Excerpts from a figure dataset:
_ _ _ _
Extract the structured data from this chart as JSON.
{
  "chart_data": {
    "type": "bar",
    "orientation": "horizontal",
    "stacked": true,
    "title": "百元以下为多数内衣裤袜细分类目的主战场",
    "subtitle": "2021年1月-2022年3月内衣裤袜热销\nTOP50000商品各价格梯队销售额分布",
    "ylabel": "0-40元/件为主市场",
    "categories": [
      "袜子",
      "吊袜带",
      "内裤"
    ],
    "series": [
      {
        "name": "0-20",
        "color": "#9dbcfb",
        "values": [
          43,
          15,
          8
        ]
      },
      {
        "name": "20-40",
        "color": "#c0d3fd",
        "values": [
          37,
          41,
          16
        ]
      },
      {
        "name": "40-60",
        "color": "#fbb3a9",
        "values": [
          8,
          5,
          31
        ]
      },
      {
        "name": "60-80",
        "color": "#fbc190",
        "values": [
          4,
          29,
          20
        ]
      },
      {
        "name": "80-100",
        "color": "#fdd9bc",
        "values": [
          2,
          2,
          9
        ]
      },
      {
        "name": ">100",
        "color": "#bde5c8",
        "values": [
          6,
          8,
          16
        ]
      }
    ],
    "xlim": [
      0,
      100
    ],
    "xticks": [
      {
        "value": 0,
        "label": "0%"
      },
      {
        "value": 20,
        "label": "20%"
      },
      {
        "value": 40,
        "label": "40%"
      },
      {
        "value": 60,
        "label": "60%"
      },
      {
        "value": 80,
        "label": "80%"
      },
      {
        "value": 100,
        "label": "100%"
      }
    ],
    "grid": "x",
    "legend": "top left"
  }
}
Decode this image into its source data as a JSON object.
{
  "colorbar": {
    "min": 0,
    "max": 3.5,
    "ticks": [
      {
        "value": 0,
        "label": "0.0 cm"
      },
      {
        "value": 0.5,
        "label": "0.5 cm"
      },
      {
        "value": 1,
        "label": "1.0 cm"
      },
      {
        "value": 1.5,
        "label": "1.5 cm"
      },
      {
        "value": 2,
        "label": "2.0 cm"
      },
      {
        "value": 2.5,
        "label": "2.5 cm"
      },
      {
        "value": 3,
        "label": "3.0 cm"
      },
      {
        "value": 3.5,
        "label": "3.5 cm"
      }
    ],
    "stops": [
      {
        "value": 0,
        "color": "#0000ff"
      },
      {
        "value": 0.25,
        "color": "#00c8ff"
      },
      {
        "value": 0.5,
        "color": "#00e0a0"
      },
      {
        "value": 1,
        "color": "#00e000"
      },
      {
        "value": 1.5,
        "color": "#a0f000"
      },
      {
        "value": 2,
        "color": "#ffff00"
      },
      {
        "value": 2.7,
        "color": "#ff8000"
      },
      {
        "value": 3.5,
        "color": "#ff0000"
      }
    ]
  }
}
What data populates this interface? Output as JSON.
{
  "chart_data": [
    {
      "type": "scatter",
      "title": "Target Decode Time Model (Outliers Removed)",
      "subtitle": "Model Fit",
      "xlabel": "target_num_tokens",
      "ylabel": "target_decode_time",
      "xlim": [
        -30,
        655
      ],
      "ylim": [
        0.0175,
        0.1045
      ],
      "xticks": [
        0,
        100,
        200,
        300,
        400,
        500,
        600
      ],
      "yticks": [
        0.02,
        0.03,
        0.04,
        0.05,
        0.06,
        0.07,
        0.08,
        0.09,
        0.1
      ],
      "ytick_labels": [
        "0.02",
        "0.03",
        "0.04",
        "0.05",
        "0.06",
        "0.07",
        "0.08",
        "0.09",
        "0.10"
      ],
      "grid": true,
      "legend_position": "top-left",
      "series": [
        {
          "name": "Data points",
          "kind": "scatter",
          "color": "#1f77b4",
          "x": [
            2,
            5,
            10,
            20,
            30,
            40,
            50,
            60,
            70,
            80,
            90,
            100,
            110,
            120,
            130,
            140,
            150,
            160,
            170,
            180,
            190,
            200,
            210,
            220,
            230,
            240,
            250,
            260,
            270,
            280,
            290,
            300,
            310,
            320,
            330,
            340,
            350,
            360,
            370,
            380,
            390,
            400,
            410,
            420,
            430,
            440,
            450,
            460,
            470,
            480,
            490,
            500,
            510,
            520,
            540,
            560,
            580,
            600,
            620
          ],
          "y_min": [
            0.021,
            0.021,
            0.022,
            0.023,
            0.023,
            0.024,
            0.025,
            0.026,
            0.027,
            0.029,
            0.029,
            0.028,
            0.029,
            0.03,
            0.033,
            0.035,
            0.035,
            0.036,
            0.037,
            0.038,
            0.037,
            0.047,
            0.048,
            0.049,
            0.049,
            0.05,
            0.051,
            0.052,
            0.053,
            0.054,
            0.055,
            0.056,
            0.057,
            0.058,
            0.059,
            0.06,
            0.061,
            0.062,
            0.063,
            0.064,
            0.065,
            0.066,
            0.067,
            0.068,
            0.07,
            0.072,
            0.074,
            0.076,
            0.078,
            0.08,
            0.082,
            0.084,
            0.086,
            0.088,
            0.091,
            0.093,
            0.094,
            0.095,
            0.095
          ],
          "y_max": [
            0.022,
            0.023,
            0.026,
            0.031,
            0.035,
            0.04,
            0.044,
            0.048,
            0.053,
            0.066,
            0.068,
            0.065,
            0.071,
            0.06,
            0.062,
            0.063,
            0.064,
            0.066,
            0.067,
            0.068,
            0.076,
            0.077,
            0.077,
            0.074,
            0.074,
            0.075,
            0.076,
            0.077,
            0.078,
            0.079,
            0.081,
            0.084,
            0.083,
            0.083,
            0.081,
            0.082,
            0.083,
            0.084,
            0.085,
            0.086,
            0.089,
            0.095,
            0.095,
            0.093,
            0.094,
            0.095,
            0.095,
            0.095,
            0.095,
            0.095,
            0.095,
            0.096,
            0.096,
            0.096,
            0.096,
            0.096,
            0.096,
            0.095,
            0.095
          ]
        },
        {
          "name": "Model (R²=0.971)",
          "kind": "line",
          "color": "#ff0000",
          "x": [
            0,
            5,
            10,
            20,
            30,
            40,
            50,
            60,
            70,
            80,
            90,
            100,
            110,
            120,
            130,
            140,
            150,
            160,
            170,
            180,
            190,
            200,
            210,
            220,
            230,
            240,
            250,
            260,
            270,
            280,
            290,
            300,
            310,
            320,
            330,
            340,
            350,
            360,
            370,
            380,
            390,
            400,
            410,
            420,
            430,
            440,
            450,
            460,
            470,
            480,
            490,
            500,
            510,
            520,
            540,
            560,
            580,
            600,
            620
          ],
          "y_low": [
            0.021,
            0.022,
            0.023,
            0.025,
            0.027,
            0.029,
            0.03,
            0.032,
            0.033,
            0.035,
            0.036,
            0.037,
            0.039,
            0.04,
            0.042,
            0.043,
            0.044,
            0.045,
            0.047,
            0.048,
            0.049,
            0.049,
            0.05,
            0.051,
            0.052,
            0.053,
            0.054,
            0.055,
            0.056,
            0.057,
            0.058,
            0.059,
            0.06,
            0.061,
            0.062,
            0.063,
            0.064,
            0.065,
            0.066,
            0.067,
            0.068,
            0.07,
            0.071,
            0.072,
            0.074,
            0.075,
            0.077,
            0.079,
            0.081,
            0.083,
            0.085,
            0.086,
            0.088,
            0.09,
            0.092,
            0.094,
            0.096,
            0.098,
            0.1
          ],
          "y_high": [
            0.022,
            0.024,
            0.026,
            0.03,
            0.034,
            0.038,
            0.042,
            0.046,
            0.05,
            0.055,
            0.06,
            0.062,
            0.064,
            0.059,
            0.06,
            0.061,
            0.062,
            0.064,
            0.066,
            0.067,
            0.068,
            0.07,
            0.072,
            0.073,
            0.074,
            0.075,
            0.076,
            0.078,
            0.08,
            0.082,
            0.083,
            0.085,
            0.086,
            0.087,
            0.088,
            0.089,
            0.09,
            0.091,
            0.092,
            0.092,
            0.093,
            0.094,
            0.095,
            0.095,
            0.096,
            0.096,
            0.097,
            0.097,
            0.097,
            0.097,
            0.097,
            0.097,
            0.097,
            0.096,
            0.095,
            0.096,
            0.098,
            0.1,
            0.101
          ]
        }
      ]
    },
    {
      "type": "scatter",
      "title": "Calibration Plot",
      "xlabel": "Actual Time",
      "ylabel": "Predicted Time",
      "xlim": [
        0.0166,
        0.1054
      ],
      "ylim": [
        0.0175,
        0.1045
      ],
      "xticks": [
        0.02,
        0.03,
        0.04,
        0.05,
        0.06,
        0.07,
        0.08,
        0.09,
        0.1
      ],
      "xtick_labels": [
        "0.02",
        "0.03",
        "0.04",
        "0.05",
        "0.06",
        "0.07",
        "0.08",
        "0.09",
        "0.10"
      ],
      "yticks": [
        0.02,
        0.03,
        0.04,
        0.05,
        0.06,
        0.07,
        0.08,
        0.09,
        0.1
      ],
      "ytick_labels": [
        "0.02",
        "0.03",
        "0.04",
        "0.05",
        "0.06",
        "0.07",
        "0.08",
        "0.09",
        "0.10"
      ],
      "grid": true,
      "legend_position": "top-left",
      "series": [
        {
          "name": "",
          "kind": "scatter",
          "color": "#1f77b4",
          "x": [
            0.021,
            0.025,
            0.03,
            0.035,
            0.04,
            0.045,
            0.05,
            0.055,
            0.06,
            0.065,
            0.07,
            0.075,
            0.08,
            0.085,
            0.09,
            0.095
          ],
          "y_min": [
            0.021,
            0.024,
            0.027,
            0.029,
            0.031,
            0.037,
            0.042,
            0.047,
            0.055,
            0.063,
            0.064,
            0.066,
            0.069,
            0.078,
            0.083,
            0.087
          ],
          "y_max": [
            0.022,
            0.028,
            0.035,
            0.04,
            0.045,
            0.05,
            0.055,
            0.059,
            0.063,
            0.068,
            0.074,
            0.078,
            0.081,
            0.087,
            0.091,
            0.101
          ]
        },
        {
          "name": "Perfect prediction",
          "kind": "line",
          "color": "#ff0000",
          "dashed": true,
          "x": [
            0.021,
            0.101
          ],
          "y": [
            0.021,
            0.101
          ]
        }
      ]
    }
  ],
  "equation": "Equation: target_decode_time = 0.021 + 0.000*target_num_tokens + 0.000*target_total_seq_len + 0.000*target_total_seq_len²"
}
_ _ _ _
Problem statement
How many lines in the records above contain the word "ylabel"? Reply with the number alone.

Task answer
3